■ **Exercise**
Give the listing again character for character, but drop the images.

■ **Material**
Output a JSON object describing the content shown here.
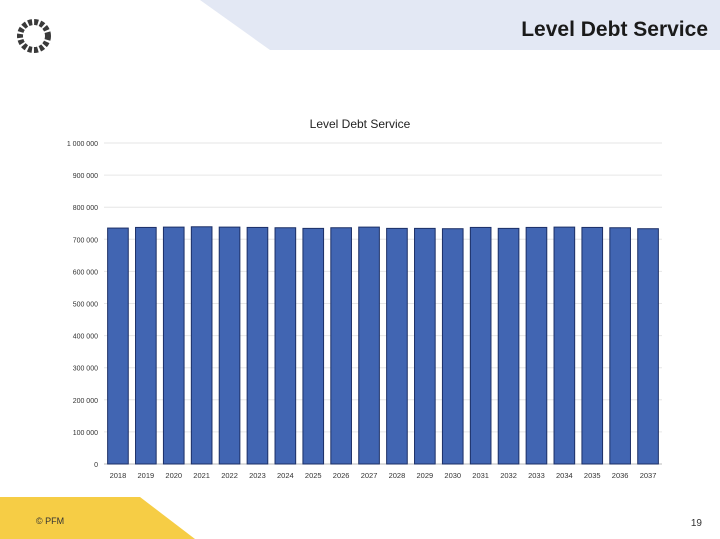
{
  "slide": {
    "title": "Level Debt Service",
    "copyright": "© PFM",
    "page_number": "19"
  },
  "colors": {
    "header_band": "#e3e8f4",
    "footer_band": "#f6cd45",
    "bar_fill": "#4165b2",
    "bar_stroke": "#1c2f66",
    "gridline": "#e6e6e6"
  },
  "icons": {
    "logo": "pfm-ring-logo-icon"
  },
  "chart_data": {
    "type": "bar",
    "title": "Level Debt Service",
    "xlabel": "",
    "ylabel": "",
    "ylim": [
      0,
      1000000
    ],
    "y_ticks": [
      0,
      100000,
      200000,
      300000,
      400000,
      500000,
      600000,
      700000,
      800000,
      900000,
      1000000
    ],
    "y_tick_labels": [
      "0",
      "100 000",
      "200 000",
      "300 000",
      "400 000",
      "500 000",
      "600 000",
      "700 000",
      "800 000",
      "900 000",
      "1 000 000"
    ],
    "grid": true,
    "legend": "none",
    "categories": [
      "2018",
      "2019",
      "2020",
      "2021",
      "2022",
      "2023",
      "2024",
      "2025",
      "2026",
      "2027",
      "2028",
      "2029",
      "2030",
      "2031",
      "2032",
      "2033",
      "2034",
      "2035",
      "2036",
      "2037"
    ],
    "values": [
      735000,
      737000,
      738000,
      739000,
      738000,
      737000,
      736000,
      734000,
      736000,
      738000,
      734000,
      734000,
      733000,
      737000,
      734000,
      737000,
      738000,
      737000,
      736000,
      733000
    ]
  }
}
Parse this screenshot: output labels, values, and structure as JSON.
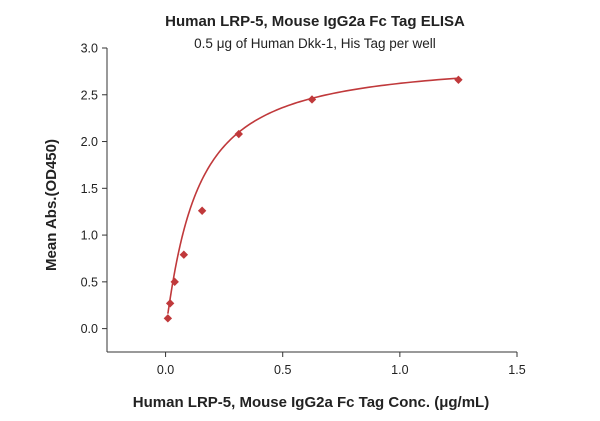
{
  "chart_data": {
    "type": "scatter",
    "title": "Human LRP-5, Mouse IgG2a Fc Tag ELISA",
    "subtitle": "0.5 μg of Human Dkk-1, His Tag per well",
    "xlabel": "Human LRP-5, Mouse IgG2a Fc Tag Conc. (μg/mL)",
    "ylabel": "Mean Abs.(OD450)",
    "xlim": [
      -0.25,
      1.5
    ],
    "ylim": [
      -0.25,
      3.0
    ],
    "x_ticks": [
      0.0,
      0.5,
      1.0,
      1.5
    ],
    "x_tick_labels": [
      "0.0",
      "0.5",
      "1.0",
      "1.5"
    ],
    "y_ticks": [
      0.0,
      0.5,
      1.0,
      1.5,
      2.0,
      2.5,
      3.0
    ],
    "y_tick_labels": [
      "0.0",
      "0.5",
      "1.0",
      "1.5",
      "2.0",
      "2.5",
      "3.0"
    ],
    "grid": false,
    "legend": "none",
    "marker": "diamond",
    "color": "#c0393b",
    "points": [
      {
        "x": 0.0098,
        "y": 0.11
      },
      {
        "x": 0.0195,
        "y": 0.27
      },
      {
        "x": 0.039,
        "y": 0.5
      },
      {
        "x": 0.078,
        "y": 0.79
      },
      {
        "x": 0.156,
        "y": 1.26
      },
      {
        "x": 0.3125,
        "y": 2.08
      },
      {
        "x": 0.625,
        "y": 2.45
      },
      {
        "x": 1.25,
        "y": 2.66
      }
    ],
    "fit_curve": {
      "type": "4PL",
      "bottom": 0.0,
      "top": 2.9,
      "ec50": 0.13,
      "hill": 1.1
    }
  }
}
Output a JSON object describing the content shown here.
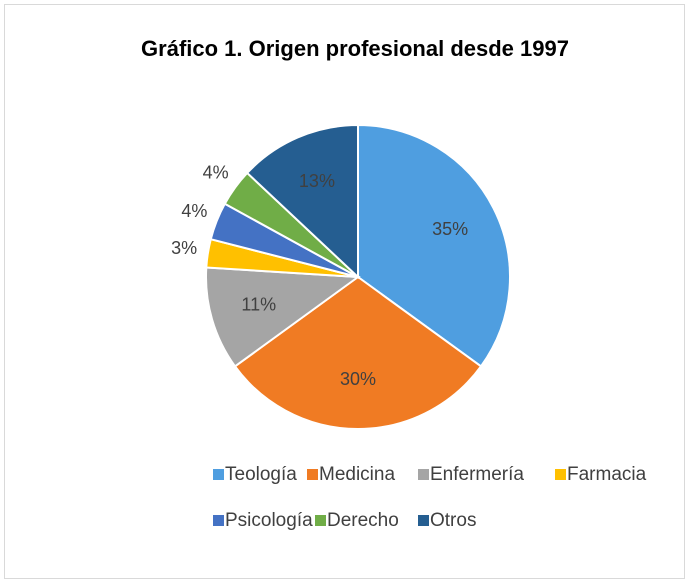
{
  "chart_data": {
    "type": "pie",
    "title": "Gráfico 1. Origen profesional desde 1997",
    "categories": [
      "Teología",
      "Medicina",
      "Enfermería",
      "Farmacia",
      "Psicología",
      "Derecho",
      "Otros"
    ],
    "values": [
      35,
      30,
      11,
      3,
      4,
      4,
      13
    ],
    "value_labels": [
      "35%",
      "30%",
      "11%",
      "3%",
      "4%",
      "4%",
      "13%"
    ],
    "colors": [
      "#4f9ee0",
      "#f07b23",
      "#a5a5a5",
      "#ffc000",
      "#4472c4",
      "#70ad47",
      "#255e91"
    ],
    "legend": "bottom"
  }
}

■ **Result of this exercise**
Output a JSON object describing the content shown here.
{
  "slide": {
    "title": "Level Debt Service",
    "copyright": "© PFM",
    "page_number": "19"
  },
  "colors": {
    "header_band": "#e3e8f4",
    "footer_band": "#f6cd45",
    "bar_fill": "#4165b2",
    "bar_stroke": "#1c2f66",
    "gridline": "#e6e6e6"
  },
  "icons": {
    "logo": "pfm-ring-logo-icon"
  },
  "chart_data": {
    "type": "bar",
    "title": "Level Debt Service",
    "xlabel": "",
    "ylabel": "",
    "ylim": [
      0,
      1000000
    ],
    "y_ticks": [
      0,
      100000,
      200000,
      300000,
      400000,
      500000,
      600000,
      700000,
      800000,
      900000,
      1000000
    ],
    "y_tick_labels": [
      "0",
      "100 000",
      "200 000",
      "300 000",
      "400 000",
      "500 000",
      "600 000",
      "700 000",
      "800 000",
      "900 000",
      "1 000 000"
    ],
    "grid": true,
    "legend": "none",
    "categories": [
      "2018",
      "2019",
      "2020",
      "2021",
      "2022",
      "2023",
      "2024",
      "2025",
      "2026",
      "2027",
      "2028",
      "2029",
      "2030",
      "2031",
      "2032",
      "2033",
      "2034",
      "2035",
      "2036",
      "2037"
    ],
    "values": [
      735000,
      737000,
      738000,
      739000,
      738000,
      737000,
      736000,
      734000,
      736000,
      738000,
      734000,
      734000,
      733000,
      737000,
      734000,
      737000,
      738000,
      737000,
      736000,
      733000
    ]
  }
}
Parse this screenshot: output labels, values, and structure as JSON.
{
  "chart_data": {
    "type": "scatter",
    "title": "Human LRP-5, Mouse IgG2a Fc Tag ELISA",
    "subtitle": "0.5 μg of Human Dkk-1, His Tag per well",
    "xlabel": "Human LRP-5, Mouse IgG2a Fc Tag Conc. (μg/mL)",
    "ylabel": "Mean Abs.(OD450)",
    "xlim": [
      -0.25,
      1.5
    ],
    "ylim": [
      -0.25,
      3.0
    ],
    "x_ticks": [
      0.0,
      0.5,
      1.0,
      1.5
    ],
    "x_tick_labels": [
      "0.0",
      "0.5",
      "1.0",
      "1.5"
    ],
    "y_ticks": [
      0.0,
      0.5,
      1.0,
      1.5,
      2.0,
      2.5,
      3.0
    ],
    "y_tick_labels": [
      "0.0",
      "0.5",
      "1.0",
      "1.5",
      "2.0",
      "2.5",
      "3.0"
    ],
    "grid": false,
    "legend": "none",
    "marker": "diamond",
    "color": "#c0393b",
    "points": [
      {
        "x": 0.0098,
        "y": 0.11
      },
      {
        "x": 0.0195,
        "y": 0.27
      },
      {
        "x": 0.039,
        "y": 0.5
      },
      {
        "x": 0.078,
        "y": 0.79
      },
      {
        "x": 0.156,
        "y": 1.26
      },
      {
        "x": 0.3125,
        "y": 2.08
      },
      {
        "x": 0.625,
        "y": 2.45
      },
      {
        "x": 1.25,
        "y": 2.66
      }
    ],
    "fit_curve": {
      "type": "4PL",
      "bottom": 0.0,
      "top": 2.9,
      "ec50": 0.13,
      "hill": 1.1
    }
  }
}
Output a JSON object describing the content shown here.
{
  "chart_data": {
    "type": "pie",
    "title": "Gráfico 1. Origen profesional desde 1997",
    "categories": [
      "Teología",
      "Medicina",
      "Enfermería",
      "Farmacia",
      "Psicología",
      "Derecho",
      "Otros"
    ],
    "values": [
      35,
      30,
      11,
      3,
      4,
      4,
      13
    ],
    "value_labels": [
      "35%",
      "30%",
      "11%",
      "3%",
      "4%",
      "4%",
      "13%"
    ],
    "colors": [
      "#4f9ee0",
      "#f07b23",
      "#a5a5a5",
      "#ffc000",
      "#4472c4",
      "#70ad47",
      "#255e91"
    ],
    "legend": "bottom"
  }
}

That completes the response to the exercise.